══ Dataset entries ══

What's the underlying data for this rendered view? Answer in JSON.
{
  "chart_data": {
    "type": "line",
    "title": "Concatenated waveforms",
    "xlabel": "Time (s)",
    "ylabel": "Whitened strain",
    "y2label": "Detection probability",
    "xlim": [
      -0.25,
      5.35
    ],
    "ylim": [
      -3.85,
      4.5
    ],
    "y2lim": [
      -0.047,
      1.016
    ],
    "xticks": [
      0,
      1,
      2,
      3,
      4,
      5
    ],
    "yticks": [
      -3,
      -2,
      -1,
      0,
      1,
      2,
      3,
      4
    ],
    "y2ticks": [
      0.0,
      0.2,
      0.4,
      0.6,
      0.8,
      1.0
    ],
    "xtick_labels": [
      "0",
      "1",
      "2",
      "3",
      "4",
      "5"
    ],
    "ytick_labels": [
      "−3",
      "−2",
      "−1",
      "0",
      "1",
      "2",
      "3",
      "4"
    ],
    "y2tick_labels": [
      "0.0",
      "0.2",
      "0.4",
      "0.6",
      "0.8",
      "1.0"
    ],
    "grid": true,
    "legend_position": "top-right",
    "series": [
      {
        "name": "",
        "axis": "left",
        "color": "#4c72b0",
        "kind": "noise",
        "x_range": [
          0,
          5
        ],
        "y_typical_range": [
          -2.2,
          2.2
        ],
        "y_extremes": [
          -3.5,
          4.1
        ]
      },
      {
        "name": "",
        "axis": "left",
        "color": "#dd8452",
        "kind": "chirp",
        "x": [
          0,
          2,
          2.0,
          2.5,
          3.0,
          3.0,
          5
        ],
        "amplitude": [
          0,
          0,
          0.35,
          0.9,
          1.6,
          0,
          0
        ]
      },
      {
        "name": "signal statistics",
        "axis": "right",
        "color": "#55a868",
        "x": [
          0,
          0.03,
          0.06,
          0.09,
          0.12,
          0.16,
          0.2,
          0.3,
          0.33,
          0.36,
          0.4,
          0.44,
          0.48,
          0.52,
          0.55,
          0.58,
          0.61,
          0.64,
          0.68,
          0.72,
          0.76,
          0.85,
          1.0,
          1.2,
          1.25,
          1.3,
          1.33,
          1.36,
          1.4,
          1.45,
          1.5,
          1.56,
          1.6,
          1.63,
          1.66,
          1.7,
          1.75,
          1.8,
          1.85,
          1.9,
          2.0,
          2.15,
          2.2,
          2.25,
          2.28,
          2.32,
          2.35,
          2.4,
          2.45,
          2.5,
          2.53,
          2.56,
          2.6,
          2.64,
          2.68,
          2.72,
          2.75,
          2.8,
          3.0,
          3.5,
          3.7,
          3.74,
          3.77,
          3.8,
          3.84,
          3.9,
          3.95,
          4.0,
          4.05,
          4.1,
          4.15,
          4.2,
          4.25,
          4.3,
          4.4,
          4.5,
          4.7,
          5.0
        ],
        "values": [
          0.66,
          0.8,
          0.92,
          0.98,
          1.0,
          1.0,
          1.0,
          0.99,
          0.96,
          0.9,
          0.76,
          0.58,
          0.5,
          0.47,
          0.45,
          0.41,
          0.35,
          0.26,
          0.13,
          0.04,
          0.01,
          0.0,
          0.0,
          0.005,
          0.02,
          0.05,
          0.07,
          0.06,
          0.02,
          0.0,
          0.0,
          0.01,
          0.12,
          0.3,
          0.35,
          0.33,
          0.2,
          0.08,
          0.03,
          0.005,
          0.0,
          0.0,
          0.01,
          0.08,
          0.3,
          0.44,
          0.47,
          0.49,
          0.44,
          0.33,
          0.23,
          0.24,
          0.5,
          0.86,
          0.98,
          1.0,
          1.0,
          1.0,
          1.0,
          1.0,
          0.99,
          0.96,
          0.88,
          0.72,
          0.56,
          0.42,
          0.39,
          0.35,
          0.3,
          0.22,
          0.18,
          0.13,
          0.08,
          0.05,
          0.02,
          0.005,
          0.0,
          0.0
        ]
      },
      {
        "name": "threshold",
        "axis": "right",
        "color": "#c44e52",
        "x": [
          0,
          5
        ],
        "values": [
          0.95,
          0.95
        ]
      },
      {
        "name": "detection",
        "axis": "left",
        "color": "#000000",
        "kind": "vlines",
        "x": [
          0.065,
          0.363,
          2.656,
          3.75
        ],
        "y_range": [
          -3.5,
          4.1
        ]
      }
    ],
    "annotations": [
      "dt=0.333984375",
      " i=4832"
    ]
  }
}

═══

**Prompt**
Reproduce each entry from the records above, character for character.

**Solved exercise**
What's the underlying data for this rendered view? Answer in JSON.
{
  "chart_data": {
    "type": "line",
    "title": "Concatenated waveforms",
    "xlabel": "Time (s)",
    "ylabel": "Whitened strain",
    "y2label": "Detection probability",
    "xlim": [
      -0.25,
      5.35
    ],
    "ylim": [
      -3.85,
      4.5
    ],
    "y2lim": [
      -0.047,
      1.016
    ],
    "xticks": [
      0,
      1,
      2,
      3,
      4,
      5
    ],
    "yticks": [
      -3,
      -2,
      -1,
      0,
      1,
      2,
      3,
      4
    ],
    "y2ticks": [
      0.0,
      0.2,
      0.4,
      0.6,
      0.8,
      1.0
    ],
    "xtick_labels": [
      "0",
      "1",
      "2",
      "3",
      "4",
      "5"
    ],
    "ytick_labels": [
      "−3",
      "−2",
      "−1",
      "0",
      "1",
      "2",
      "3",
      "4"
    ],
    "y2tick_labels": [
      "0.0",
      "0.2",
      "0.4",
      "0.6",
      "0.8",
      "1.0"
    ],
    "grid": true,
    "legend_position": "top-right",
    "series": [
      {
        "name": "",
        "axis": "left",
        "color": "#4c72b0",
        "kind": "noise",
        "x_range": [
          0,
          5
        ],
        "y_typical_range": [
          -2.2,
          2.2
        ],
        "y_extremes": [
          -3.5,
          4.1
        ]
      },
      {
        "name": "",
        "axis": "left",
        "color": "#dd8452",
        "kind": "chirp",
        "x": [
          0,
          2,
          2.0,
          2.5,
          3.0,
          3.0,
          5
        ],
        "amplitude": [
          0,
          0,
          0.35,
          0.9,
          1.6,
          0,
          0
        ]
      },
      {
        "name": "signal statistics",
        "axis": "right",
        "color": "#55a868",
        "x": [
          0,
          0.03,
          0.06,
          0.09,
          0.12,
          0.16,
          0.2,
          0.3,
          0.33,
          0.36,
          0.4,
          0.44,
          0.48,
          0.52,
          0.55,
          0.58,
          0.61,
          0.64,
          0.68,
          0.72,
          0.76,
          0.85,
          1.0,
          1.2,
          1.25,
          1.3,
          1.33,
          1.36,
          1.4,
          1.45,
          1.5,
          1.56,
          1.6,
          1.63,
          1.66,
          1.7,
          1.75,
          1.8,
          1.85,
          1.9,
          2.0,
          2.15,
          2.2,
          2.25,
          2.28,
          2.32,
          2.35,
          2.4,
          2.45,
          2.5,
          2.53,
          2.56,
          2.6,
          2.64,
          2.68,
          2.72,
          2.75,
          2.8,
          3.0,
          3.5,
          3.7,
          3.74,
          3.77,
          3.8,
          3.84,
          3.9,
          3.95,
          4.0,
          4.05,
          4.1,
          4.15,
          4.2,
          4.25,
          4.3,
          4.4,
          4.5,
          4.7,
          5.0
        ],
        "values": [
          0.66,
          0.8,
          0.92,
          0.98,
          1.0,
          1.0,
          1.0,
          0.99,
          0.96,
          0.9,
          0.76,
          0.58,
          0.5,
          0.47,
          0.45,
          0.41,
          0.35,
          0.26,
          0.13,
          0.04,
          0.01,
          0.0,
          0.0,
          0.005,
          0.02,
          0.05,
          0.07,
          0.06,
          0.02,
          0.0,
          0.0,
          0.01,
          0.12,
          0.3,
          0.35,
          0.33,
          0.2,
          0.08,
          0.03,
          0.005,
          0.0,
          0.0,
          0.01,
          0.08,
          0.3,
          0.44,
          0.47,
          0.49,
          0.44,
          0.33,
          0.23,
          0.24,
          0.5,
          0.86,
          0.98,
          1.0,
          1.0,
          1.0,
          1.0,
          1.0,
          0.99,
          0.96,
          0.88,
          0.72,
          0.56,
          0.42,
          0.39,
          0.35,
          0.3,
          0.22,
          0.18,
          0.13,
          0.08,
          0.05,
          0.02,
          0.005,
          0.0,
          0.0
        ]
      },
      {
        "name": "threshold",
        "axis": "right",
        "color": "#c44e52",
        "x": [
          0,
          5
        ],
        "values": [
          0.95,
          0.95
        ]
      },
      {
        "name": "detection",
        "axis": "left",
        "color": "#000000",
        "kind": "vlines",
        "x": [
          0.065,
          0.363,
          2.656,
          3.75
        ],
        "y_range": [
          -3.5,
          4.1
        ]
      }
    ],
    "annotations": [
      "dt=0.333984375",
      " i=4832"
    ]
  }
}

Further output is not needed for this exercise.